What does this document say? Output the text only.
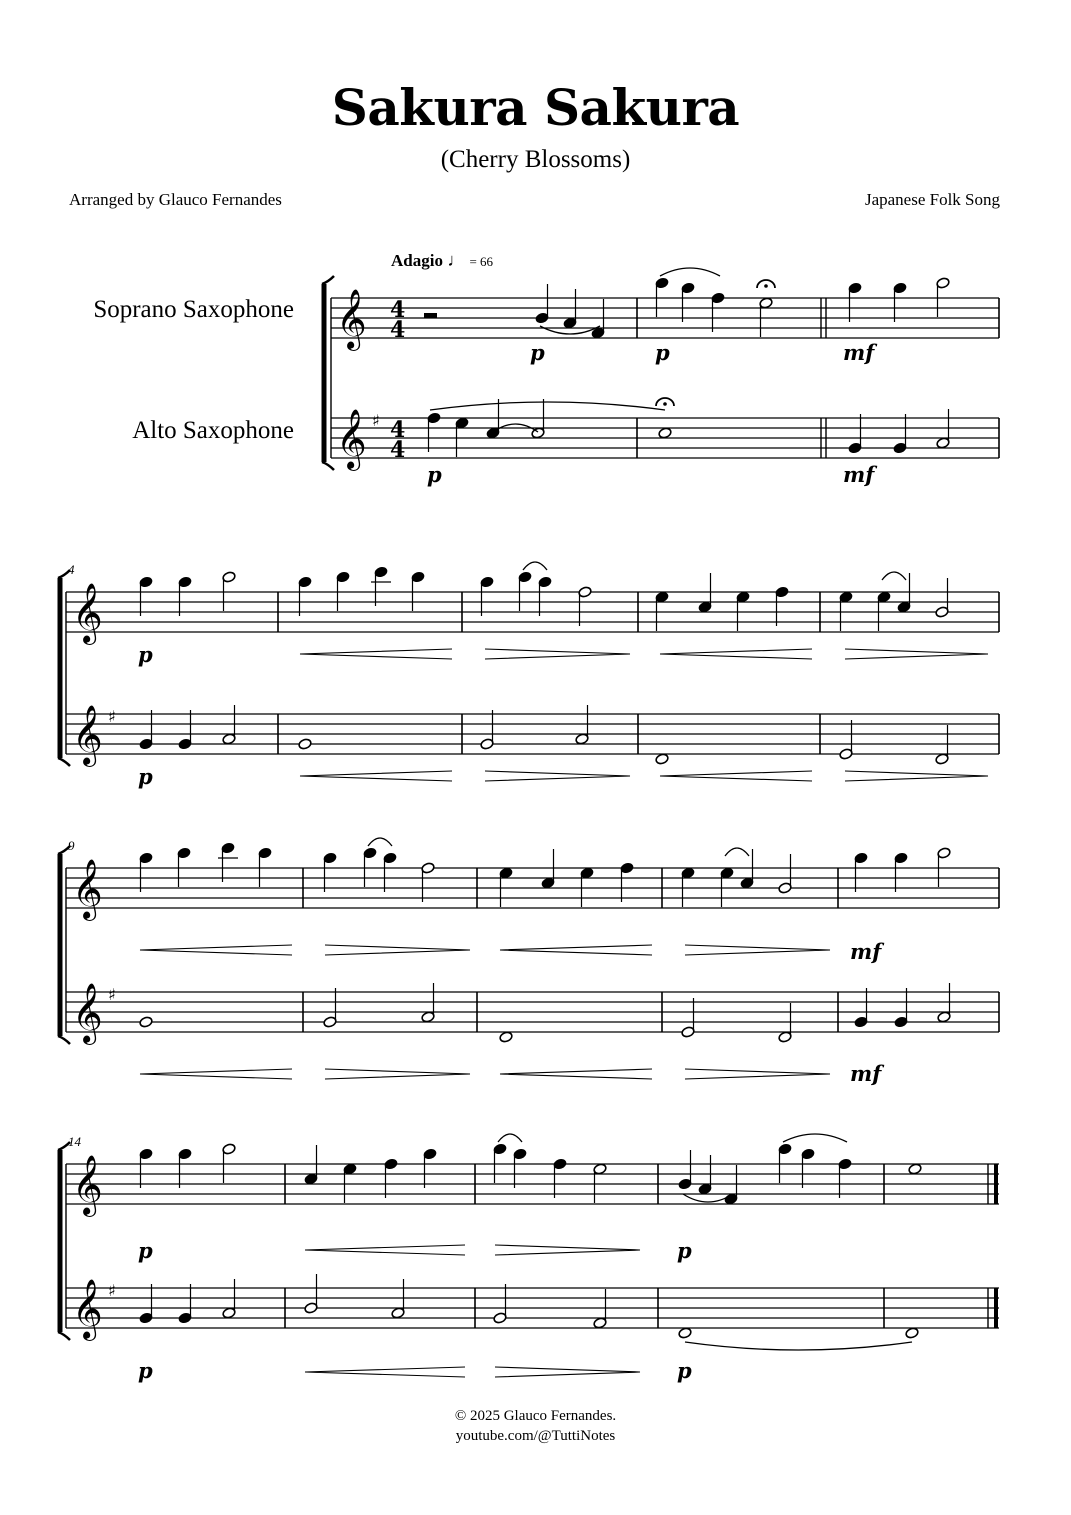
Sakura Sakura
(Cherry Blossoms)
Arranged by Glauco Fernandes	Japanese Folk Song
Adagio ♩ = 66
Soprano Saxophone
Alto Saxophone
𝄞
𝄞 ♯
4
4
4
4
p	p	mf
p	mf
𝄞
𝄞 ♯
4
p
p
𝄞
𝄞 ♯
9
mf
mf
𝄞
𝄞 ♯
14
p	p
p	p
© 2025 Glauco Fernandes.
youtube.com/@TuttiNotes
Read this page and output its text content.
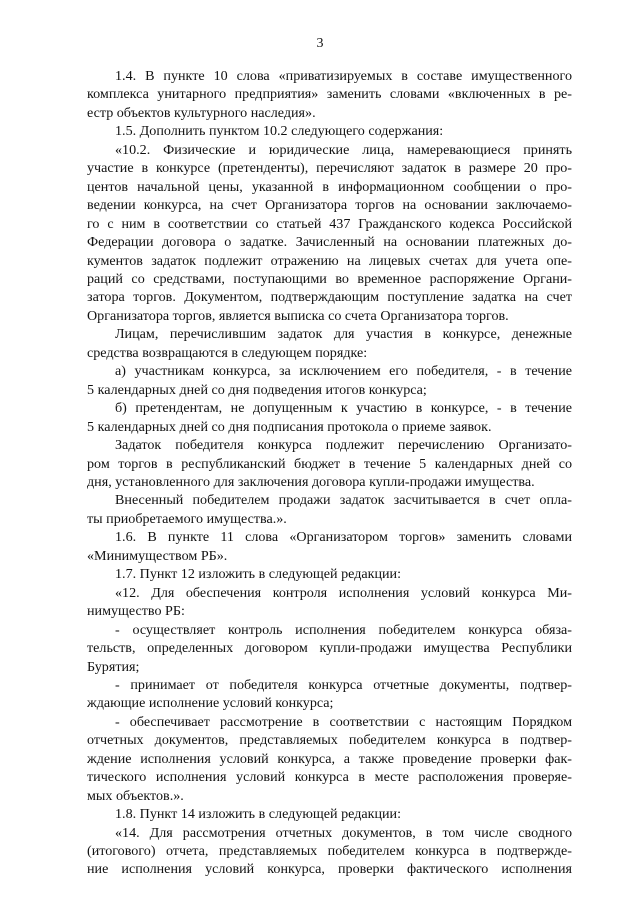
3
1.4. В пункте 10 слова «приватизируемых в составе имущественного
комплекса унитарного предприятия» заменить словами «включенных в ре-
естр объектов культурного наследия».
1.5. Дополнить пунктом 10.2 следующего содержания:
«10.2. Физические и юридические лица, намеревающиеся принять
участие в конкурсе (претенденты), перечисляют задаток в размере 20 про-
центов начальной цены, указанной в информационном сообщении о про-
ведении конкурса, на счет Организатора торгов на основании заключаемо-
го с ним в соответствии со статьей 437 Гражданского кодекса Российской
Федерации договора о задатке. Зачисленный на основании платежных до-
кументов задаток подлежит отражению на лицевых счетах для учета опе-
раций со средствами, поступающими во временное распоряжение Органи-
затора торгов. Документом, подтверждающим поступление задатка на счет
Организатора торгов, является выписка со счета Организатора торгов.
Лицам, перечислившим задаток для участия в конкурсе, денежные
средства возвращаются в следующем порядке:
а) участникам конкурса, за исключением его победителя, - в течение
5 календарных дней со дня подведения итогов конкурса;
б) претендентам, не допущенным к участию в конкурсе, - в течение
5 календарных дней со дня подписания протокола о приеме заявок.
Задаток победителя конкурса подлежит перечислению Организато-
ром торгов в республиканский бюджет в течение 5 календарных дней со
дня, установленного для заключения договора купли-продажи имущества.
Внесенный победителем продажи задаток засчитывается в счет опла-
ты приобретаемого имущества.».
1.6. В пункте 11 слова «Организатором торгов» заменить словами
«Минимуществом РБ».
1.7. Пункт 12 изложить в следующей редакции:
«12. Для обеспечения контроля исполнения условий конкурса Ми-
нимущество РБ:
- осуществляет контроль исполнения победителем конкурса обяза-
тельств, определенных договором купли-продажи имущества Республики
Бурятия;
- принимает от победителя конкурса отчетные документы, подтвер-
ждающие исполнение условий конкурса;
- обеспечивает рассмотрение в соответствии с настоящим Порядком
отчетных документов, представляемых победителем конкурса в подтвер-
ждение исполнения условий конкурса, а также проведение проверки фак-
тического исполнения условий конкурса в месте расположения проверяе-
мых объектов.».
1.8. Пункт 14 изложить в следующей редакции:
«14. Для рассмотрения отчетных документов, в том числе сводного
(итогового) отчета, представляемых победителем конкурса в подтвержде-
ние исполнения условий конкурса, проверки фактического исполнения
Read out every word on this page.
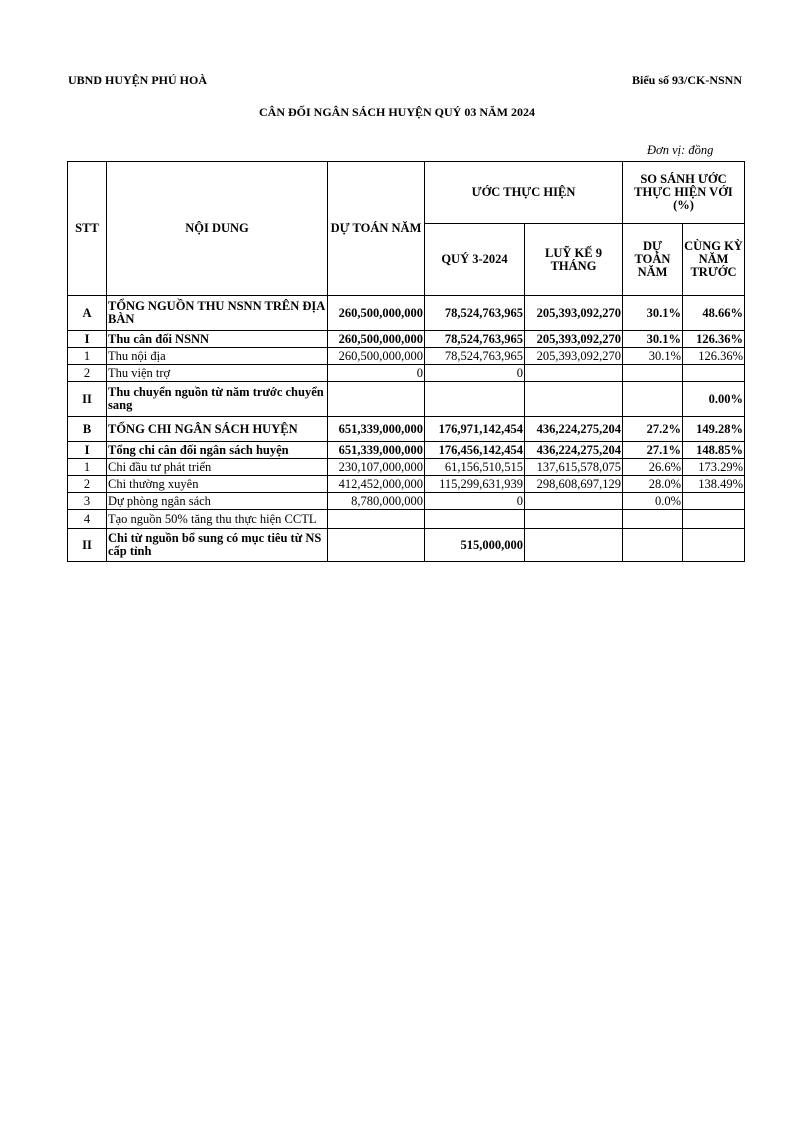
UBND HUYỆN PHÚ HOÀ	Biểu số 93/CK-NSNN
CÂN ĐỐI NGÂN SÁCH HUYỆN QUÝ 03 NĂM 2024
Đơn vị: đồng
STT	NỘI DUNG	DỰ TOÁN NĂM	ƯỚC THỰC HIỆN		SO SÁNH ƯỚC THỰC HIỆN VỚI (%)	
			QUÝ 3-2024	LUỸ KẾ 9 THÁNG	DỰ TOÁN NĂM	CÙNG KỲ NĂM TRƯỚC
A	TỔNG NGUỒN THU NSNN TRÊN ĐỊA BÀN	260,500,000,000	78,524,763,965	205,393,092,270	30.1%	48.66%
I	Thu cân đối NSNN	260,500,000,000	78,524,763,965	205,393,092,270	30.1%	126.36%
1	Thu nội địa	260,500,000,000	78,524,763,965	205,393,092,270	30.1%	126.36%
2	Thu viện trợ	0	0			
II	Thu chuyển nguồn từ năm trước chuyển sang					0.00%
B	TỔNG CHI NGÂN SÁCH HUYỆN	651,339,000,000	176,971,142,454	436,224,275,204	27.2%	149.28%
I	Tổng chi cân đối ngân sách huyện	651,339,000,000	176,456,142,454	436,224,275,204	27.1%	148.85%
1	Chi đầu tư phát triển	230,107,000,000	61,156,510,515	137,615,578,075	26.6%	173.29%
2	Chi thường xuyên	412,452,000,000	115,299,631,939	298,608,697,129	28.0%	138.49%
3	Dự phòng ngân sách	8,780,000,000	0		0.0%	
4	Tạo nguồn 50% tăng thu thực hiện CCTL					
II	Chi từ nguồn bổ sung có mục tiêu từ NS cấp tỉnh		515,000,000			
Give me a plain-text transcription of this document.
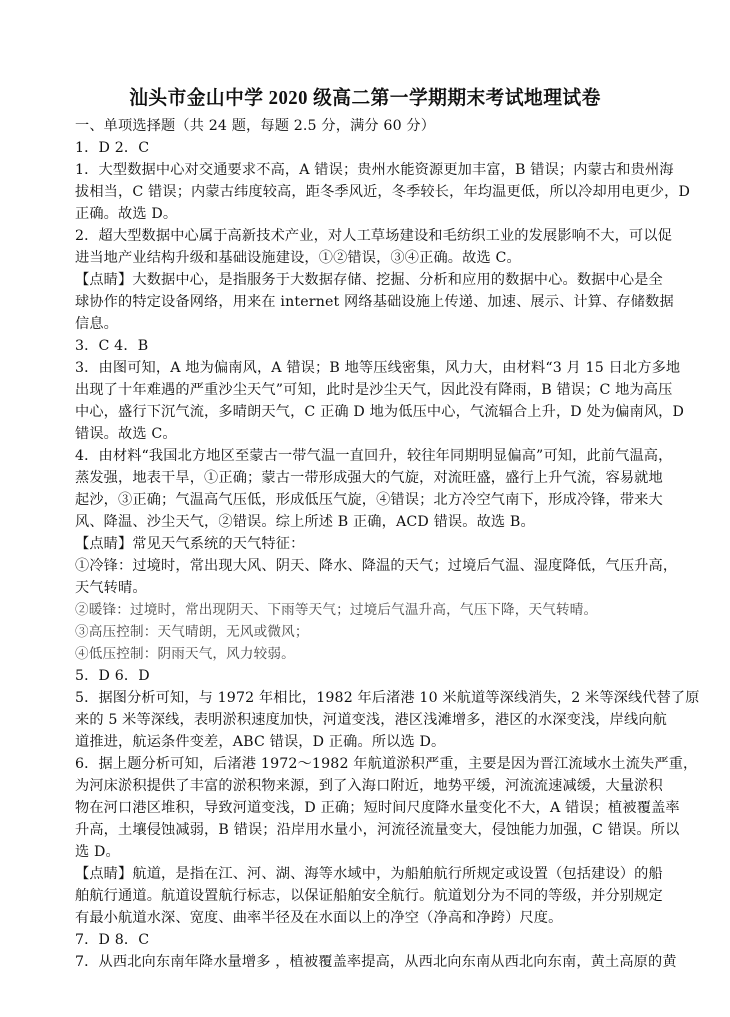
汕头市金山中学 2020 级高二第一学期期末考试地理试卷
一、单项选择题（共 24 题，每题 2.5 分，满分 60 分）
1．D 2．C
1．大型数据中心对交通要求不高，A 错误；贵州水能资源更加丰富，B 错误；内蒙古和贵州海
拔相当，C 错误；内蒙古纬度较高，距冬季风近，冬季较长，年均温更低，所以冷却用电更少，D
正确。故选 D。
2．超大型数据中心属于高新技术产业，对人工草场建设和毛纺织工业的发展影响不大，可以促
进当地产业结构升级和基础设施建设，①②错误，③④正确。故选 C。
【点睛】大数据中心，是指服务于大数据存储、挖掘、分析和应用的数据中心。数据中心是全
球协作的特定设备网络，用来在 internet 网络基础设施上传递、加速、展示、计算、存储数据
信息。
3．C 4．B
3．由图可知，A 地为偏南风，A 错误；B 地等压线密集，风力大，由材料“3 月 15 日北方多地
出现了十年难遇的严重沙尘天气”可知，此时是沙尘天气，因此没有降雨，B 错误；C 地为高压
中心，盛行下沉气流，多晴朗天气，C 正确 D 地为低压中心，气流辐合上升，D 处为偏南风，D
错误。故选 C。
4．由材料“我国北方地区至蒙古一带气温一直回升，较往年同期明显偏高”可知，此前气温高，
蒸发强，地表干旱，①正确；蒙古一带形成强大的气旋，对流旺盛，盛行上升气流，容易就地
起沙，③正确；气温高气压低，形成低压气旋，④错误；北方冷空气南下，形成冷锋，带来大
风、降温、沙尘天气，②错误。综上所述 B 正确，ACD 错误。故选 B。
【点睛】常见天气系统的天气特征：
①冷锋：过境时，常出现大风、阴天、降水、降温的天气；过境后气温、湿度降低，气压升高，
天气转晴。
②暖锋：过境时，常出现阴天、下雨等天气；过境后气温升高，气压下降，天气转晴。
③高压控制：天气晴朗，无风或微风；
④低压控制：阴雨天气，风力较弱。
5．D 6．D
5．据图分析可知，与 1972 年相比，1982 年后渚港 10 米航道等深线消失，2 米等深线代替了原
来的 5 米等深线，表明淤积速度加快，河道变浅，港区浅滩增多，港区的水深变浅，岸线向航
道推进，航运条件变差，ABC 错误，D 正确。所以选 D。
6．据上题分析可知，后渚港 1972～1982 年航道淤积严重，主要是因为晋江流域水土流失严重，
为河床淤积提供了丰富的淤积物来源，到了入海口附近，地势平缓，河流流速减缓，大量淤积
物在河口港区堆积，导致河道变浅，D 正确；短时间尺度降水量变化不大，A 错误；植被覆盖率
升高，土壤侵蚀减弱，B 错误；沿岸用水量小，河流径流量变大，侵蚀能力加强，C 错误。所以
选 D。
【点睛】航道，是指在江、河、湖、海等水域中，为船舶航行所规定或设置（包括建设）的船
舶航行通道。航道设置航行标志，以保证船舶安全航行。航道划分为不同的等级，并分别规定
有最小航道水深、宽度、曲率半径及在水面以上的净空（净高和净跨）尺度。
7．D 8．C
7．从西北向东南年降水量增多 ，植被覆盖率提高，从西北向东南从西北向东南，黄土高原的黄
________________
### What you have to do
Make an exact copy of all the material, but keep the pictures out of it.

### Correct answer
What does this document say? Output the text only.
Sakura Sakura
(Cherry Blossoms)
Arranged by Glauco Fernandes	Japanese Folk Song
Adagio ♩ = 66
Soprano Saxophone
Alto Saxophone
𝄞
𝄞 ♯
4
4
4
4
p	p	mf
p	mf
𝄞
𝄞 ♯
4
p
p
𝄞
𝄞 ♯
9
mf
mf
𝄞
𝄞 ♯
14
p	p
p	p
© 2025 Glauco Fernandes.
youtube.com/@TuttiNotes
Read this page and output its text content.
3
1.4. В пункте 10 слова «приватизируемых в составе имущественного
комплекса унитарного предприятия» заменить словами «включенных в ре-
естр объектов культурного наследия».
1.5. Дополнить пунктом 10.2 следующего содержания:
«10.2. Физические и юридические лица, намеревающиеся принять
участие в конкурсе (претенденты), перечисляют задаток в размере 20 про-
центов начальной цены, указанной в информационном сообщении о про-
ведении конкурса, на счет Организатора торгов на основании заключаемо-
го с ним в соответствии со статьей 437 Гражданского кодекса Российской
Федерации договора о задатке. Зачисленный на основании платежных до-
кументов задаток подлежит отражению на лицевых счетах для учета опе-
раций со средствами, поступающими во временное распоряжение Органи-
затора торгов. Документом, подтверждающим поступление задатка на счет
Организатора торгов, является выписка со счета Организатора торгов.
Лицам, перечислившим задаток для участия в конкурсе, денежные
средства возвращаются в следующем порядке:
а) участникам конкурса, за исключением его победителя, - в течение
5 календарных дней со дня подведения итогов конкурса;
б) претендентам, не допущенным к участию в конкурсе, - в течение
5 календарных дней со дня подписания протокола о приеме заявок.
Задаток победителя конкурса подлежит перечислению Организато-
ром торгов в республиканский бюджет в течение 5 календарных дней со
дня, установленного для заключения договора купли-продажи имущества.
Внесенный победителем продажи задаток засчитывается в счет опла-
ты приобретаемого имущества.».
1.6. В пункте 11 слова «Организатором торгов» заменить словами
«Минимуществом РБ».
1.7. Пункт 12 изложить в следующей редакции:
«12. Для обеспечения контроля исполнения условий конкурса Ми-
нимущество РБ:
- осуществляет контроль исполнения победителем конкурса обяза-
тельств, определенных договором купли-продажи имущества Республики
Бурятия;
- принимает от победителя конкурса отчетные документы, подтвер-
ждающие исполнение условий конкурса;
- обеспечивает рассмотрение в соответствии с настоящим Порядком
отчетных документов, представляемых победителем конкурса в подтвер-
ждение исполнения условий конкурса, а также проведение проверки фак-
тического исполнения условий конкурса в месте расположения проверяе-
мых объектов.».
1.8. Пункт 14 изложить в следующей редакции:
«14. Для рассмотрения отчетных документов, в том числе сводного
(итогового) отчета, представляемых победителем конкурса в подтвержде-
ние исполнения условий конкурса, проверки фактического исполнения
Read out every word on this page.
UBND HUYỆN PHÚ HOÀ	Biểu số 93/CK-NSNN
CÂN ĐỐI NGÂN SÁCH HUYỆN QUÝ 03 NĂM 2024
Đơn vị: đồng
STT	NỘI DUNG	DỰ TOÁN NĂM	ƯỚC THỰC HIỆN		SO SÁNH ƯỚC THỰC HIỆN VỚI (%)	
			QUÝ 3-2024	LUỸ KẾ 9 THÁNG	DỰ TOÁN NĂM	CÙNG KỲ NĂM TRƯỚC
A	TỔNG NGUỒN THU NSNN TRÊN ĐỊA BÀN	260,500,000,000	78,524,763,965	205,393,092,270	30.1%	48.66%
I	Thu cân đối NSNN	260,500,000,000	78,524,763,965	205,393,092,270	30.1%	126.36%
1	Thu nội địa	260,500,000,000	78,524,763,965	205,393,092,270	30.1%	126.36%
2	Thu viện trợ	0	0			
II	Thu chuyển nguồn từ năm trước chuyển sang					0.00%
B	TỔNG CHI NGÂN SÁCH HUYỆN	651,339,000,000	176,971,142,454	436,224,275,204	27.2%	149.28%
I	Tổng chi cân đối ngân sách huyện	651,339,000,000	176,456,142,454	436,224,275,204	27.1%	148.85%
1	Chi đầu tư phát triển	230,107,000,000	61,156,510,515	137,615,578,075	26.6%	173.29%
2	Chi thường xuyên	412,452,000,000	115,299,631,939	298,608,697,129	28.0%	138.49%
3	Dự phòng ngân sách	8,780,000,000	0		0.0%	
4	Tạo nguồn 50% tăng thu thực hiện CCTL					
II	Chi từ nguồn bổ sung có mục tiêu từ NS cấp tỉnh		515,000,000			
Give me a plain-text transcription of this document.
汕头市金山中学 2020 级高二第一学期期末考试地理试卷
一、单项选择题（共 24 题，每题 2.5 分，满分 60 分）
1．D 2．C
1．大型数据中心对交通要求不高，A 错误；贵州水能资源更加丰富，B 错误；内蒙古和贵州海
拔相当，C 错误；内蒙古纬度较高，距冬季风近，冬季较长，年均温更低，所以冷却用电更少，D
正确。故选 D。
2．超大型数据中心属于高新技术产业，对人工草场建设和毛纺织工业的发展影响不大，可以促
进当地产业结构升级和基础设施建设，①②错误，③④正确。故选 C。
【点睛】大数据中心，是指服务于大数据存储、挖掘、分析和应用的数据中心。数据中心是全
球协作的特定设备网络，用来在 internet 网络基础设施上传递、加速、展示、计算、存储数据
信息。
3．C 4．B
3．由图可知，A 地为偏南风，A 错误；B 地等压线密集，风力大，由材料“3 月 15 日北方多地
出现了十年难遇的严重沙尘天气”可知，此时是沙尘天气，因此没有降雨，B 错误；C 地为高压
中心，盛行下沉气流，多晴朗天气，C 正确 D 地为低压中心，气流辐合上升，D 处为偏南风，D
错误。故选 C。
4．由材料“我国北方地区至蒙古一带气温一直回升，较往年同期明显偏高”可知，此前气温高，
蒸发强，地表干旱，①正确；蒙古一带形成强大的气旋，对流旺盛，盛行上升气流，容易就地
起沙，③正确；气温高气压低，形成低压气旋，④错误；北方冷空气南下，形成冷锋，带来大
风、降温、沙尘天气，②错误。综上所述 B 正确，ACD 错误。故选 B。
【点睛】常见天气系统的天气特征：
①冷锋：过境时，常出现大风、阴天、降水、降温的天气；过境后气温、湿度降低，气压升高，
天气转晴。
②暖锋：过境时，常出现阴天、下雨等天气；过境后气温升高，气压下降，天气转晴。
③高压控制：天气晴朗，无风或微风；
④低压控制：阴雨天气，风力较弱。
5．D 6．D
5．据图分析可知，与 1972 年相比，1982 年后渚港 10 米航道等深线消失，2 米等深线代替了原
来的 5 米等深线，表明淤积速度加快，河道变浅，港区浅滩增多，港区的水深变浅，岸线向航
道推进，航运条件变差，ABC 错误，D 正确。所以选 D。
6．据上题分析可知，后渚港 1972～1982 年航道淤积严重，主要是因为晋江流域水土流失严重，
为河床淤积提供了丰富的淤积物来源，到了入海口附近，地势平缓，河流流速减缓，大量淤积
物在河口港区堆积，导致河道变浅，D 正确；短时间尺度降水量变化不大，A 错误；植被覆盖率
升高，土壤侵蚀减弱，B 错误；沿岸用水量小，河流径流量变大，侵蚀能力加强，C 错误。所以
选 D。
【点睛】航道，是指在江、河、湖、海等水域中，为船舶航行所规定或设置（包括建设）的船
舶航行通道。航道设置航行标志，以保证船舶安全航行。航道划分为不同的等级，并分别规定
有最小航道水深、宽度、曲率半径及在水面以上的净空（净高和净跨）尺度。
7．D 8．C
7．从西北向东南年降水量增多 ，植被覆盖率提高，从西北向东南从西北向东南，黄土高原的黄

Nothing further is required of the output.